* **WHAT IS BEING ASKED**
Convert the listing below into a JSON list of strings, one string per line, skipping blank lines and leaving out the pictures. Begin at the line that has "Give bounding boxes" and stop after the line that has "nav-menu: HOME SOBRE".

* **INFORMATION GIVEN**
┌──

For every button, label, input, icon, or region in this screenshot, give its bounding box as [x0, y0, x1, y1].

└──
┌──

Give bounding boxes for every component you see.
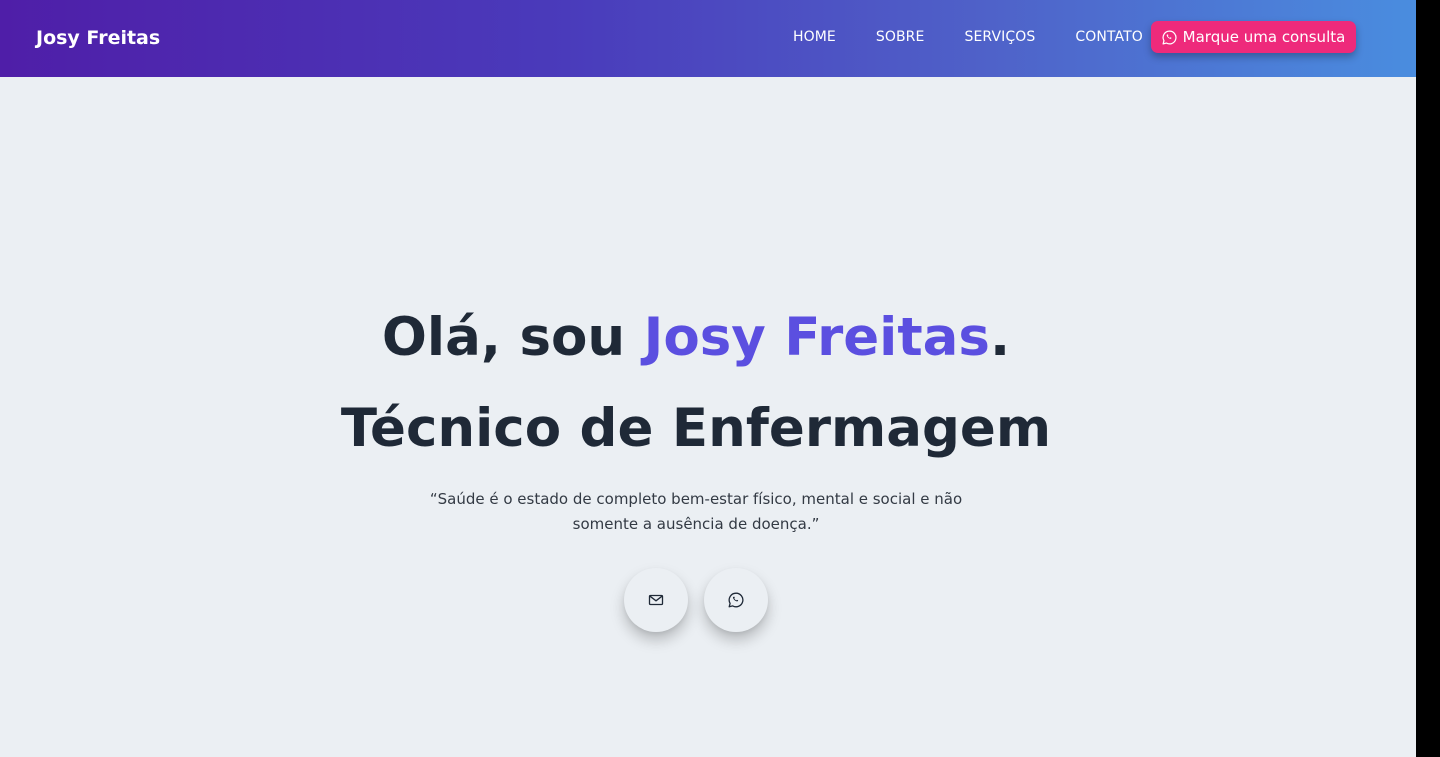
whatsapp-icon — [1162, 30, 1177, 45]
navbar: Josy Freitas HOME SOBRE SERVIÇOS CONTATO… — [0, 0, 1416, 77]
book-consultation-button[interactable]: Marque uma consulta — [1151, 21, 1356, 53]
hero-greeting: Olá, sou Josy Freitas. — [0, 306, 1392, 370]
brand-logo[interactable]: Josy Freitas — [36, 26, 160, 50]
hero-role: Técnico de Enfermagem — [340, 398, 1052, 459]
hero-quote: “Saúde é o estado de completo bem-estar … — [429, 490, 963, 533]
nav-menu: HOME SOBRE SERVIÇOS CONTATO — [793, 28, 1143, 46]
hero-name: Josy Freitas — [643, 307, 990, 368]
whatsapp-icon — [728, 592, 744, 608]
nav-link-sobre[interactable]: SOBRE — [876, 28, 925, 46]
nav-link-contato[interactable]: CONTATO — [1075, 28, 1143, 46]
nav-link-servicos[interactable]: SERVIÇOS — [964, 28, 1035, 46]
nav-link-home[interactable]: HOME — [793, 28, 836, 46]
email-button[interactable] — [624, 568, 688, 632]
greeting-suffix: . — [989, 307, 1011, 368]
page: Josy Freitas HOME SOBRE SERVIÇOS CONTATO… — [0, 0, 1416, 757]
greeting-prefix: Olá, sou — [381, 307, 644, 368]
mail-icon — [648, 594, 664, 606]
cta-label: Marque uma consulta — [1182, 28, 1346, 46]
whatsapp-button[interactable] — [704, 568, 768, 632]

└──

* **TASK SOLUTION**
[
  "Give bounding boxes for every component you see.",
  "whatsapp-icon — [1162, 30, 1177, 45]",
  "navbar: Josy Freitas HOME SOBRE SERVIÇOS CONTATO… — [0, 0, 1416, 77]",
  "book-consultation-button[interactable]: Marque uma consulta — [1151, 21, 1356, 53]",
  "hero-greeting: Olá, sou Josy Freitas. — [0, 306, 1392, 370]",
  "brand-logo[interactable]: Josy Freitas — [36, 26, 160, 50]",
  "hero-role: Técnico de Enfermagem — [340, 398, 1052, 459]",
  "hero-quote: “Saúde é o estado de completo bem-estar … — [429, 490, 963, 533]",
  "nav-menu: HOME SOBRE SERVIÇOS CONTATO — [793, 28, 1143, 46]"
]